Exercise aim: Find and copy every line in the records that includes the string "JSON".

Task data:
####################

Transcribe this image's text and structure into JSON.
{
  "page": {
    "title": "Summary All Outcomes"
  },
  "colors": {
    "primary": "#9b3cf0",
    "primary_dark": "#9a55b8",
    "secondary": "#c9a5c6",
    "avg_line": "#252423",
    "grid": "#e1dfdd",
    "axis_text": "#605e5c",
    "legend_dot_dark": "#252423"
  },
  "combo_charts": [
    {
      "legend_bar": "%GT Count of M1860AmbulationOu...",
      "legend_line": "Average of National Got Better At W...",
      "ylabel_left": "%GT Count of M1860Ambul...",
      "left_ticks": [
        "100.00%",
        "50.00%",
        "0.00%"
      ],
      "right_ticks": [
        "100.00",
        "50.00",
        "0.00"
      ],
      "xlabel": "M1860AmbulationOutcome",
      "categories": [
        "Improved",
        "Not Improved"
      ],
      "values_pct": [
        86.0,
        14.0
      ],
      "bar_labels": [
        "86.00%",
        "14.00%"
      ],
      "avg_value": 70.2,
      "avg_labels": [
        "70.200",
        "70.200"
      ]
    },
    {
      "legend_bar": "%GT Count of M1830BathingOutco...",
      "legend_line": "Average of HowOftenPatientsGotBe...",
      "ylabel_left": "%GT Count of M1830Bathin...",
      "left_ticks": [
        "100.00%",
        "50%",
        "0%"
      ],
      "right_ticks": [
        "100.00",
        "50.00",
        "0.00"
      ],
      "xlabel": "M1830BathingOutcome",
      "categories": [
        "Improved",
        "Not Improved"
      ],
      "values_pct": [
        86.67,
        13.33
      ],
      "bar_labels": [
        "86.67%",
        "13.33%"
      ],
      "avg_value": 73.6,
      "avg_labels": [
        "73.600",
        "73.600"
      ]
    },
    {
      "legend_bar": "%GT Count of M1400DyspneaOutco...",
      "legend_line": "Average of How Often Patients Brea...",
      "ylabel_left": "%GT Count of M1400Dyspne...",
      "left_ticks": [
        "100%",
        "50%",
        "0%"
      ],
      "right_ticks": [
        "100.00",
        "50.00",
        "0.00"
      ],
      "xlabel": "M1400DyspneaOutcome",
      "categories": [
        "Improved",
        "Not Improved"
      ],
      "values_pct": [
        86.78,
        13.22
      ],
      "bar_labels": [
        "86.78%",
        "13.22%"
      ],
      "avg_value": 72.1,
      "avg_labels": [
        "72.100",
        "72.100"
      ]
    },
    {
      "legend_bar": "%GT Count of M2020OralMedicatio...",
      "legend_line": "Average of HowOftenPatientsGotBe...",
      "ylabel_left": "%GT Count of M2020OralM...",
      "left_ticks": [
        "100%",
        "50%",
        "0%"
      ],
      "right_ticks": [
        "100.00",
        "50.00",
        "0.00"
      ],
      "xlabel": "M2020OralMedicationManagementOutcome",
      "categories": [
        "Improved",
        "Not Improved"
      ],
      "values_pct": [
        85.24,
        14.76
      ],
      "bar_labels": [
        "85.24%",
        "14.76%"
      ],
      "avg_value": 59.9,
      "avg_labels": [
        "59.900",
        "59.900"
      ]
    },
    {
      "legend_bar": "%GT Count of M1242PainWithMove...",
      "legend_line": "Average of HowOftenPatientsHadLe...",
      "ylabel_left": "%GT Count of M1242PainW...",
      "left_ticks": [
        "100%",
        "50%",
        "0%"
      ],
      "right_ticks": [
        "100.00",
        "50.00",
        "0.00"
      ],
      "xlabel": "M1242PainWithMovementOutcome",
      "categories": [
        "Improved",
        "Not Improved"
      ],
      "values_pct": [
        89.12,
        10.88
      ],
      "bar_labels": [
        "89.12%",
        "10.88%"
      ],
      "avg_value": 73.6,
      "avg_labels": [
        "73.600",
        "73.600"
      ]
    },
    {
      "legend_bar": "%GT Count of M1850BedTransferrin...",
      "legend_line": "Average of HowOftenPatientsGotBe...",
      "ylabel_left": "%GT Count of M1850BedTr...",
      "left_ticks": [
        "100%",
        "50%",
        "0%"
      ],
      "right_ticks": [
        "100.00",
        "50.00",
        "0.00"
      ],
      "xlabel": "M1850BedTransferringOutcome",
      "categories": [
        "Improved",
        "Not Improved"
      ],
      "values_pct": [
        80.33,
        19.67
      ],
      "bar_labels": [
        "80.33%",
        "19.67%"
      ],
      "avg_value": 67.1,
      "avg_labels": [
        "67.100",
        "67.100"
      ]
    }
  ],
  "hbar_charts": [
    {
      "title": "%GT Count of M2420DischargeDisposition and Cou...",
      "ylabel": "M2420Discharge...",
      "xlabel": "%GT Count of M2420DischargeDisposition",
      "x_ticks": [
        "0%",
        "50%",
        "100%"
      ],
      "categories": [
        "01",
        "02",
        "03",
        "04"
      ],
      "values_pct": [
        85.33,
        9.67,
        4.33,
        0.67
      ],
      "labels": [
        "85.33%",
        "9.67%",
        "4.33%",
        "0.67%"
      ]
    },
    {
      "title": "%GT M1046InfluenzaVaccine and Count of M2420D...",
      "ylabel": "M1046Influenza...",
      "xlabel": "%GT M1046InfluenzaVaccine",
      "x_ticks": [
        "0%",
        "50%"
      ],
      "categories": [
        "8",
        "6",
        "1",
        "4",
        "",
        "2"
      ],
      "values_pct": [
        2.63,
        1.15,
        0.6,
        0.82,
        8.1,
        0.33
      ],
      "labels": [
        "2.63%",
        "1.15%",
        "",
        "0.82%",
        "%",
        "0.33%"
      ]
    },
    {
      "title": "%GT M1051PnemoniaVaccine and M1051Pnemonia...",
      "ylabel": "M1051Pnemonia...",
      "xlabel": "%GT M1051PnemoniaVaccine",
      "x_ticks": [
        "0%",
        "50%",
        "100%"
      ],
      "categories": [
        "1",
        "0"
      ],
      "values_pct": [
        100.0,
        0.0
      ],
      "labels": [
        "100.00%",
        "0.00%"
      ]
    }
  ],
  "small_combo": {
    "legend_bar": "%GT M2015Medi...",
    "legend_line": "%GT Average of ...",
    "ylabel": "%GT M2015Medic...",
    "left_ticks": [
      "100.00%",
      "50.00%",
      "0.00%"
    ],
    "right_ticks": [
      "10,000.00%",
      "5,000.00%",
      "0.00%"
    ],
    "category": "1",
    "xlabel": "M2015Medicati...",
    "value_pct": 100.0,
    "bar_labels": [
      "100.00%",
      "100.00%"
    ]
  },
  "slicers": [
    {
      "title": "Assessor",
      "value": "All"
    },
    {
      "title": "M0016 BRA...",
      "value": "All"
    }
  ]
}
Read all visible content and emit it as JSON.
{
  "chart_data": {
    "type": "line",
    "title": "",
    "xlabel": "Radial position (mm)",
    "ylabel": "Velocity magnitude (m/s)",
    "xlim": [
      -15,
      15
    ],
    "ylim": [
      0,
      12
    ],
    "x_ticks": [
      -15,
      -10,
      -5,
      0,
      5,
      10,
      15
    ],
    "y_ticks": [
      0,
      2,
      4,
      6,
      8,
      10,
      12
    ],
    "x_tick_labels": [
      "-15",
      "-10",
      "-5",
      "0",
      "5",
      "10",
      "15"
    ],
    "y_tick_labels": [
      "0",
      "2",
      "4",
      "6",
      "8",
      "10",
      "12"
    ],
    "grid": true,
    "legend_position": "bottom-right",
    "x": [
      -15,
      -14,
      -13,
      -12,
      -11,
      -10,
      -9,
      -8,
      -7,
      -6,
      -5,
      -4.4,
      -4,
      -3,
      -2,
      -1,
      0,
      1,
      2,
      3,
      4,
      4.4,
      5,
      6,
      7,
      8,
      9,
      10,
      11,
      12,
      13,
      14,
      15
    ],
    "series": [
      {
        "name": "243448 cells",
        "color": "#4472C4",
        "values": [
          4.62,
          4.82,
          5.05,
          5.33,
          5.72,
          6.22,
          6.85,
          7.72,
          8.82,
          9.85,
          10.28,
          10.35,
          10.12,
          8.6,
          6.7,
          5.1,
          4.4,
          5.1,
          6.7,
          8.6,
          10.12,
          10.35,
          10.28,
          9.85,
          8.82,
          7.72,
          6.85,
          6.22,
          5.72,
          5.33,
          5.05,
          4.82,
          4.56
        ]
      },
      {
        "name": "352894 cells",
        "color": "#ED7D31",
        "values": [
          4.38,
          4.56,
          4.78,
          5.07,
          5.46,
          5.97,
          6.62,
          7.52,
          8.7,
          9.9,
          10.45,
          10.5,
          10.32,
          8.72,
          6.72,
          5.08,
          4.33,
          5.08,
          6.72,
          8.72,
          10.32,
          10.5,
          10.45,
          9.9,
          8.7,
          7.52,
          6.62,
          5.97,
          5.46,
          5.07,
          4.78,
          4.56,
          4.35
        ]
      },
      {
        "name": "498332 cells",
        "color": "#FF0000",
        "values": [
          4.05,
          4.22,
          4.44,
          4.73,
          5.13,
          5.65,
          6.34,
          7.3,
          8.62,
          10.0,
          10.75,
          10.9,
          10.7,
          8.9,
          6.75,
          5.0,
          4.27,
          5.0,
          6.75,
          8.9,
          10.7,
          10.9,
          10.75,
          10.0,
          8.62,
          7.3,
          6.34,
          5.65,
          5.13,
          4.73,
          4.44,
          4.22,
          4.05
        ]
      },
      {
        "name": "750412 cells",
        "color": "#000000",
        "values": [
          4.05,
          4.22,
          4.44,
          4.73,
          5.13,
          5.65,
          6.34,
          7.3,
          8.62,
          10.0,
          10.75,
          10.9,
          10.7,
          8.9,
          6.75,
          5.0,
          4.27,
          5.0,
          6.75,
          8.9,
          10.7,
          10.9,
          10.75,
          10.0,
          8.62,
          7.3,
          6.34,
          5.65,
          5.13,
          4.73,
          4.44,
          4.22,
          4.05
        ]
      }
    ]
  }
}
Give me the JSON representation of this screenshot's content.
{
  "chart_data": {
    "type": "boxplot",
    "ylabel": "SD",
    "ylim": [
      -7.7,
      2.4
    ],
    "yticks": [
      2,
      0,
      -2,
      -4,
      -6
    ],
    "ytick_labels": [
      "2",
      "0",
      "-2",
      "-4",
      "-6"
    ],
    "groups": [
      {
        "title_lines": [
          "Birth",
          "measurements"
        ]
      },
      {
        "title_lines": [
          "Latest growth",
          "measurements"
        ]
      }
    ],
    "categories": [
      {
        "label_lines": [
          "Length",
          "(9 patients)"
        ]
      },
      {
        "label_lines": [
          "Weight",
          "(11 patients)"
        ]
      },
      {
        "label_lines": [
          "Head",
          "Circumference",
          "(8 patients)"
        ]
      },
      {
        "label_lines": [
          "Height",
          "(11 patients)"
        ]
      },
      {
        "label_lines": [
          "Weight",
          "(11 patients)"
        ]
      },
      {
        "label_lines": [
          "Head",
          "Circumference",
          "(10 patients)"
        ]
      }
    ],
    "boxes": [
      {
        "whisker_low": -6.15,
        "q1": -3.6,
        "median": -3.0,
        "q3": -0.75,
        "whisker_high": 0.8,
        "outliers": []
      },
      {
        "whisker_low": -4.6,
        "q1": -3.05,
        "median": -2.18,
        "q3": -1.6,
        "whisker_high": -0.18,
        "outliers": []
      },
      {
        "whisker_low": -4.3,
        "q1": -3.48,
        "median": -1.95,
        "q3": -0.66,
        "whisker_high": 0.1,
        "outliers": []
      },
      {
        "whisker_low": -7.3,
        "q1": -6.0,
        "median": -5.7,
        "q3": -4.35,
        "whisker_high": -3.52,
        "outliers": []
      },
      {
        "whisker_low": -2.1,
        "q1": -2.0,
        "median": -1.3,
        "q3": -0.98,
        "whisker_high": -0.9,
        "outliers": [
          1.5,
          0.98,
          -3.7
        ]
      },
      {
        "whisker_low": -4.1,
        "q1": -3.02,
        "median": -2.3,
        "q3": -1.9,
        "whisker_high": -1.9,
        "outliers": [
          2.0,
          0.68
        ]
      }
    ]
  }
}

####################

Result for this task:
Transcribe this image's text and structure into JSON.
Read all visible content and emit it as JSON.
Give me the JSON representation of this screenshot's content.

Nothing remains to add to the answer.